* [What you have to do] Copy each line that contains the string "plate".

━━ Dataset rows

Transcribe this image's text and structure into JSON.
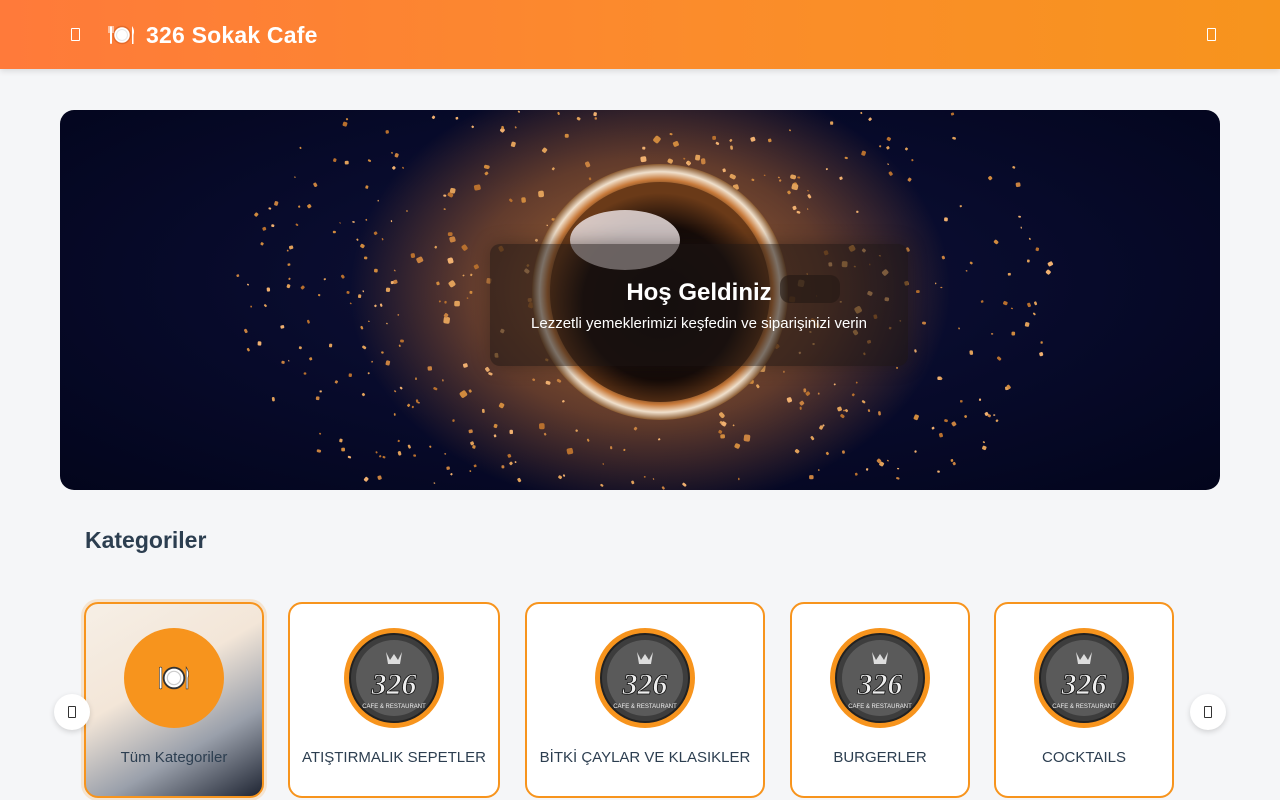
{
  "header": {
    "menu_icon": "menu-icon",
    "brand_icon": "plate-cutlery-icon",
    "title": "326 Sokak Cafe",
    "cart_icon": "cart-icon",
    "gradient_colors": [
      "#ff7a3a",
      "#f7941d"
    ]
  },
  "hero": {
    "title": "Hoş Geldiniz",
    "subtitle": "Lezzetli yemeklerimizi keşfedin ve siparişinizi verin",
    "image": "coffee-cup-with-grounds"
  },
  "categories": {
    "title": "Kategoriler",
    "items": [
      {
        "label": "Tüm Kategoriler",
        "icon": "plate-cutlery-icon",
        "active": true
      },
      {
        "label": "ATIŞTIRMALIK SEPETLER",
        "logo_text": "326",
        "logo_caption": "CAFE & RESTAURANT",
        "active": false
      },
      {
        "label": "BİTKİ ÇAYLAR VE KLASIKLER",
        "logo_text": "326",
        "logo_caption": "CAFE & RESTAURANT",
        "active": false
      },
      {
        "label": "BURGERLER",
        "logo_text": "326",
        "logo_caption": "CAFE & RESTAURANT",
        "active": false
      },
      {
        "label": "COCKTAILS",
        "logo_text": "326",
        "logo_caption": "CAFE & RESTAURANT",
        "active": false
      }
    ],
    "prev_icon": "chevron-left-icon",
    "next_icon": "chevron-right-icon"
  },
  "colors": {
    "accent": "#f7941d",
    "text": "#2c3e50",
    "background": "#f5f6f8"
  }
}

━━━━
━━ Dataset rows

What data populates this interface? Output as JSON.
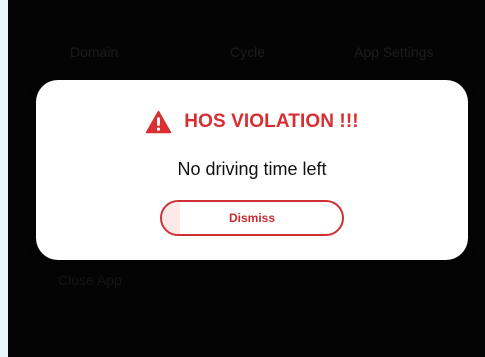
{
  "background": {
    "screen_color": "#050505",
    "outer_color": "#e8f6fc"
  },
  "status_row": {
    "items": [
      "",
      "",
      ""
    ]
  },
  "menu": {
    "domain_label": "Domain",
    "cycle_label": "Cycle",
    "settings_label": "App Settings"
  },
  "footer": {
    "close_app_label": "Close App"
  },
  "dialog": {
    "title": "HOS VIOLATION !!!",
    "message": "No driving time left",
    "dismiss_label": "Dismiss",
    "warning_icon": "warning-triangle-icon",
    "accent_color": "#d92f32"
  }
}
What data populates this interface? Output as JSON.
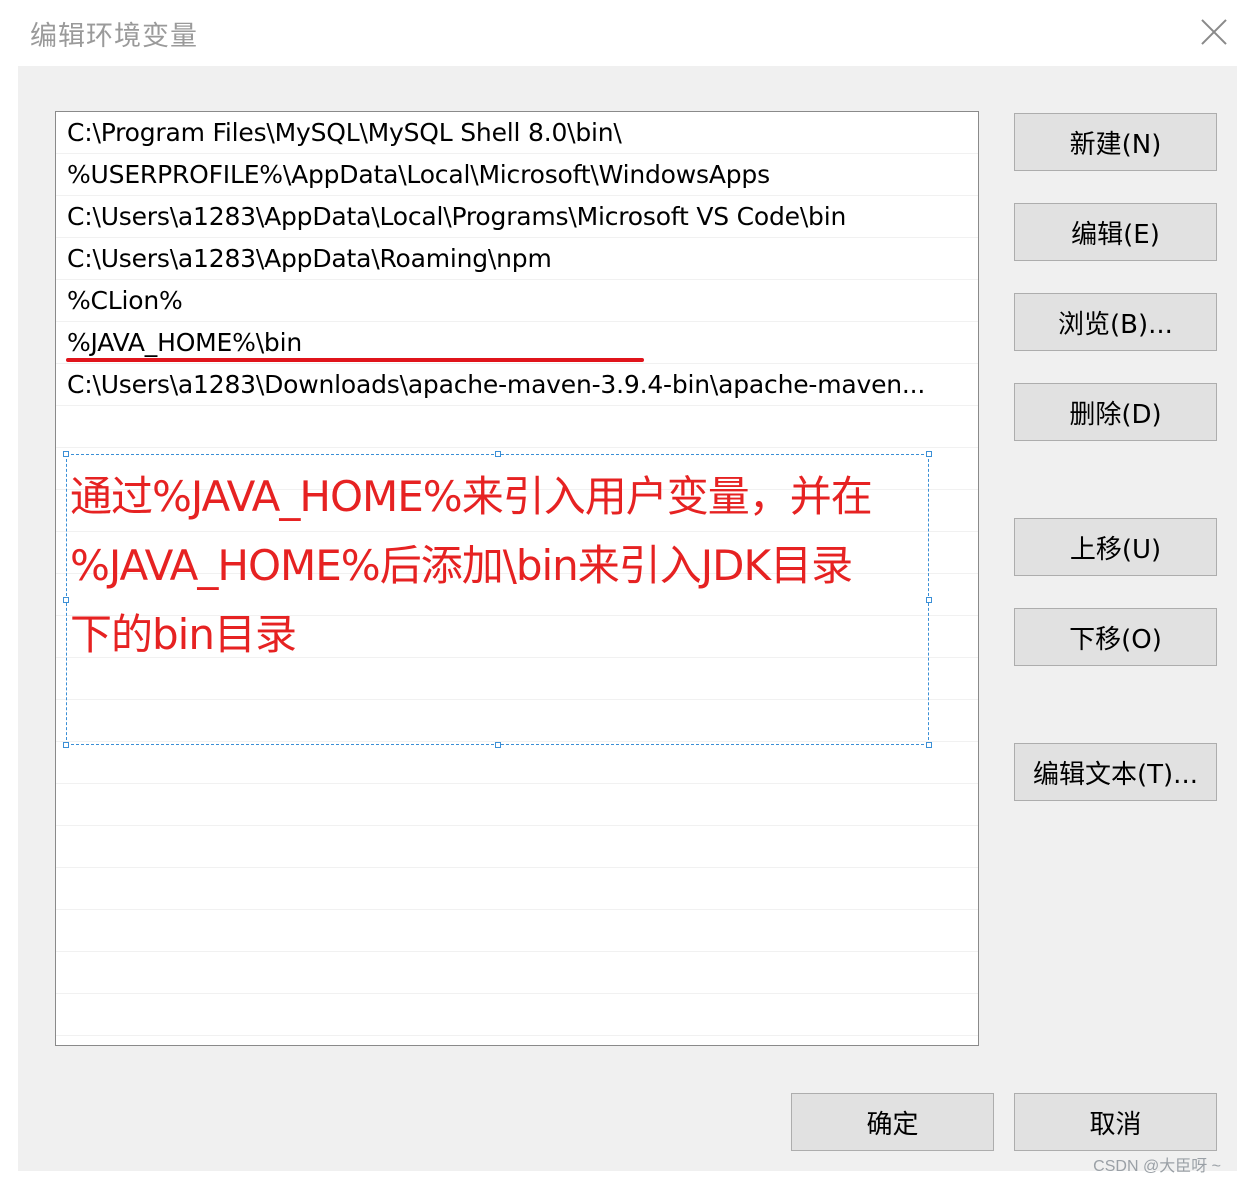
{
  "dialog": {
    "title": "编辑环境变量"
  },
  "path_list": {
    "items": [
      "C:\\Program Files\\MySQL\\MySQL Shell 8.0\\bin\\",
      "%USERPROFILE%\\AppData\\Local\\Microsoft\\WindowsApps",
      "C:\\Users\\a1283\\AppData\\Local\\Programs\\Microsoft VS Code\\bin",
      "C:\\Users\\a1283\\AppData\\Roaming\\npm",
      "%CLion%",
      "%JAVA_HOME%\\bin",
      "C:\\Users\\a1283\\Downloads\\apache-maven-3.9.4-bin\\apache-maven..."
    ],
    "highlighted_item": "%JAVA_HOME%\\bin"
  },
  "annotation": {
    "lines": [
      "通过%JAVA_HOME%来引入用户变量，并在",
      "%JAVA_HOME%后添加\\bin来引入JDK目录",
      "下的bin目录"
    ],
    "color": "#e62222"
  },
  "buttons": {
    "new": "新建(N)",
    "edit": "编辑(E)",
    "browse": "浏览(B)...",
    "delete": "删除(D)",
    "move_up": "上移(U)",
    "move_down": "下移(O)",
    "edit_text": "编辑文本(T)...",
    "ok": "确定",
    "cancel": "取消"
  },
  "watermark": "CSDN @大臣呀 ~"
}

━━━━
━━ Dataset rows

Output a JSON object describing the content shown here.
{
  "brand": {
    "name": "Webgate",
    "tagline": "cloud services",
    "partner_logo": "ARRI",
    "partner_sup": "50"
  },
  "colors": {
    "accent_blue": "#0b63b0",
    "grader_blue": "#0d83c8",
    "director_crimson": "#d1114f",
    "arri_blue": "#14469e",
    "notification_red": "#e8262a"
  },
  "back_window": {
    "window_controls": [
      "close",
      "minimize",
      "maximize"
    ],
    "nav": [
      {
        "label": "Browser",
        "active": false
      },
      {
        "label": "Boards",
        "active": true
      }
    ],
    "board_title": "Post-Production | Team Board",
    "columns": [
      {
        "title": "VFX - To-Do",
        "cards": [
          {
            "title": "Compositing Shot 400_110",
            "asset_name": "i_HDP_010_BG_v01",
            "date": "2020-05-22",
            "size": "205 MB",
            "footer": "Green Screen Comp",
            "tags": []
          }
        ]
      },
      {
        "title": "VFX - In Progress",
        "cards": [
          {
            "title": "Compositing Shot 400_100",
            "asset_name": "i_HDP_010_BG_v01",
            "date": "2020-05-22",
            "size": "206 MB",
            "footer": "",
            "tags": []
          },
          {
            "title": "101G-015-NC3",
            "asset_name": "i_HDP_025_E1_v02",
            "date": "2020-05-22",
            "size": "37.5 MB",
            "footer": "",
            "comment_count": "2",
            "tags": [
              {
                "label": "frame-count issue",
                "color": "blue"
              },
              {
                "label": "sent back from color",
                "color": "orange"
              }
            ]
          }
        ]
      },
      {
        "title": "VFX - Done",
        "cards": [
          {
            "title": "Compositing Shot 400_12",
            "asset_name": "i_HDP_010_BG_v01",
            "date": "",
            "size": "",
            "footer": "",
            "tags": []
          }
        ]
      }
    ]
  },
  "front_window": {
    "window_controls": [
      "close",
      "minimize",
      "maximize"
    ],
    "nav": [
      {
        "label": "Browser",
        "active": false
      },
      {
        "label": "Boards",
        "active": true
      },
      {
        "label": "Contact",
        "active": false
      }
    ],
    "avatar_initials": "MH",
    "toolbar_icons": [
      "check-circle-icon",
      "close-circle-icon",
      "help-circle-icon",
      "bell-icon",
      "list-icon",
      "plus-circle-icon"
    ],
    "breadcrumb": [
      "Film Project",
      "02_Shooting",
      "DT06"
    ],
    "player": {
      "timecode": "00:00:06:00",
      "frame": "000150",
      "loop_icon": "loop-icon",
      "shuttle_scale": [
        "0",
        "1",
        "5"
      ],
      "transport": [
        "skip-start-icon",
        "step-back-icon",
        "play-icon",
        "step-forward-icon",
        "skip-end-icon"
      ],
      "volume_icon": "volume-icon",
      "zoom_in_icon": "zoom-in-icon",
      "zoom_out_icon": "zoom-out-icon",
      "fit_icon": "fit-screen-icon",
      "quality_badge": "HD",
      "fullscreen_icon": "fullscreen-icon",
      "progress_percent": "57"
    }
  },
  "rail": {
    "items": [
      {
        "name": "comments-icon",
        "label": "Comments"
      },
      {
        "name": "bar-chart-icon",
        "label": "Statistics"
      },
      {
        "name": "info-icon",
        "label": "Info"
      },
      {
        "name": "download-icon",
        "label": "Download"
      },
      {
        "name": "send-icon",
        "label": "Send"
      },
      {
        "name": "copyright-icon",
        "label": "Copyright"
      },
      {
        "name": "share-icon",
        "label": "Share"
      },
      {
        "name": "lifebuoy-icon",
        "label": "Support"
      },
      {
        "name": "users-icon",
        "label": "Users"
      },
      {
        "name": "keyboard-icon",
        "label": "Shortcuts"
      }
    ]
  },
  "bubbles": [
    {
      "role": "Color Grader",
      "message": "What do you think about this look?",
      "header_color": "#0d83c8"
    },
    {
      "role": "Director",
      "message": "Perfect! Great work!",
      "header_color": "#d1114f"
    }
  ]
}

━━━━

* [Solution for this task]
    "brand_icon": "plate-cutlery-icon",
        "icon": "plate-cutlery-icon",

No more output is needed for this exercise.